**Requirements**. Write out the entries again exactly as they are given.

┌────────

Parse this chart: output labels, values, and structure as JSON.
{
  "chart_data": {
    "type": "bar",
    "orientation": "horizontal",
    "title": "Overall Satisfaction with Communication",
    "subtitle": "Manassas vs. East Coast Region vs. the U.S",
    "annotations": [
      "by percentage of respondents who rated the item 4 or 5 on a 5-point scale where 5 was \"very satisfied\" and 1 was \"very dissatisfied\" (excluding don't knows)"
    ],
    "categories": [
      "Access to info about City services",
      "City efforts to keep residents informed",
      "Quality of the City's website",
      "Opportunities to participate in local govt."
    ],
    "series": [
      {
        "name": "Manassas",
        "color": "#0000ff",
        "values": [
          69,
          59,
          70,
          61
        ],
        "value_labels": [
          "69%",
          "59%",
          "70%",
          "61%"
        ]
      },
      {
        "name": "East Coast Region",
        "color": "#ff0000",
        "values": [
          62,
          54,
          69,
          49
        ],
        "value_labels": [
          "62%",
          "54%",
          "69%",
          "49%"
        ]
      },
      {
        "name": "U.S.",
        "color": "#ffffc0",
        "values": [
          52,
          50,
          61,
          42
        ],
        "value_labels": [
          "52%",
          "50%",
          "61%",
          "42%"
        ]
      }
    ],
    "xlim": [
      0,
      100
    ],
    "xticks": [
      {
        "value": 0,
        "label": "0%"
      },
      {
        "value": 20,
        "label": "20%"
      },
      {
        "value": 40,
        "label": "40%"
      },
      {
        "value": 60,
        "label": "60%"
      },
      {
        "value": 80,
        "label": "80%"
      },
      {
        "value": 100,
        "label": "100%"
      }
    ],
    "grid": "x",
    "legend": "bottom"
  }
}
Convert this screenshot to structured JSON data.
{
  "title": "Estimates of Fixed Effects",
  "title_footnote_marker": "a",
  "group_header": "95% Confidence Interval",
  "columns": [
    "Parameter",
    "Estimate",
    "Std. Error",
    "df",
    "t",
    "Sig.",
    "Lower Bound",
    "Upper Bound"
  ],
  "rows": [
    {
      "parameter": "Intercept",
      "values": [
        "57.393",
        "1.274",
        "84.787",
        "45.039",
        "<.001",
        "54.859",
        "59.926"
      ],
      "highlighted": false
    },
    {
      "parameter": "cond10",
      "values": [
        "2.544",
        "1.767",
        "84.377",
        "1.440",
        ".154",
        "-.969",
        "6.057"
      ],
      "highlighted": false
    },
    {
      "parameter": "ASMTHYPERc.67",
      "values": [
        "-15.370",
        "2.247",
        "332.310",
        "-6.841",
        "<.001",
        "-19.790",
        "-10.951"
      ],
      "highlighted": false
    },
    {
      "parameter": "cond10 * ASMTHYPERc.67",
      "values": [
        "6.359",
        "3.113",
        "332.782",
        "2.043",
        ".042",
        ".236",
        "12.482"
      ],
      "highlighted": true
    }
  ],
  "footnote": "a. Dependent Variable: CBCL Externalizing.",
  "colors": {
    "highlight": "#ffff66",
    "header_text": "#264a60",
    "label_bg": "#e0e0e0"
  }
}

└────────

**Expected answer**.
Parse this chart: output labels, values, and structure as JSON.
{
  "chart_data": {
    "type": "bar",
    "orientation": "horizontal",
    "title": "Overall Satisfaction with Communication",
    "subtitle": "Manassas vs. East Coast Region vs. the U.S",
    "annotations": [
      "by percentage of respondents who rated the item 4 or 5 on a 5-point scale where 5 was \"very satisfied\" and 1 was \"very dissatisfied\" (excluding don't knows)"
    ],
    "categories": [
      "Access to info about City services",
      "City efforts to keep residents informed",
      "Quality of the City's website",
      "Opportunities to participate in local govt."
    ],
    "series": [
      {
        "name": "Manassas",
        "color": "#0000ff",
        "values": [
          69,
          59,
          70,
          61
        ],
        "value_labels": [
          "69%",
          "59%",
          "70%",
          "61%"
        ]
      },
      {
        "name": "East Coast Region",
        "color": "#ff0000",
        "values": [
          62,
          54,
          69,
          49
        ],
        "value_labels": [
          "62%",
          "54%",
          "69%",
          "49%"
        ]
      },
      {
        "name": "U.S.",
        "color": "#ffffc0",
        "values": [
          52,
          50,
          61,
          42
        ],
        "value_labels": [
          "52%",
          "50%",
          "61%",
          "42%"
        ]
      }
    ],
    "xlim": [
      0,
      100
    ],
    "xticks": [
      {
        "value": 0,
        "label": "0%"
      },
      {
        "value": 20,
        "label": "20%"
      },
      {
        "value": 40,
        "label": "40%"
      },
      {
        "value": 60,
        "label": "60%"
      },
      {
        "value": 80,
        "label": "80%"
      },
      {
        "value": 100,
        "label": "100%"
      }
    ],
    "grid": "x",
    "legend": "bottom"
  }
}
Convert this screenshot to structured JSON data.
{
  "title": "Estimates of Fixed Effects",
  "title_footnote_marker": "a",
  "group_header": "95% Confidence Interval",
  "columns": [
    "Parameter",
    "Estimate",
    "Std. Error",
    "df",
    "t",
    "Sig.",
    "Lower Bound",
    "Upper Bound"
  ],
  "rows": [
    {
      "parameter": "Intercept",
      "values": [
        "57.393",
        "1.274",
        "84.787",
        "45.039",
        "<.001",
        "54.859",
        "59.926"
      ],
      "highlighted": false
    },
    {
      "parameter": "cond10",
      "values": [
        "2.544",
        "1.767",
        "84.377",
        "1.440",
        ".154",
        "-.969",
        "6.057"
      ],
      "highlighted": false
    },
    {
      "parameter": "ASMTHYPERc.67",
      "values": [
        "-15.370",
        "2.247",
        "332.310",
        "-6.841",
        "<.001",
        "-19.790",
        "-10.951"
      ],
      "highlighted": false
    },
    {
      "parameter": "cond10 * ASMTHYPERc.67",
      "values": [
        "6.359",
        "3.113",
        "332.782",
        "2.043",
        ".042",
        ".236",
        "12.482"
      ],
      "highlighted": true
    }
  ],
  "footnote": "a. Dependent Variable: CBCL Externalizing.",
  "colors": {
    "highlight": "#ffff66",
    "header_text": "#264a60",
    "label_bg": "#e0e0e0"
  }
}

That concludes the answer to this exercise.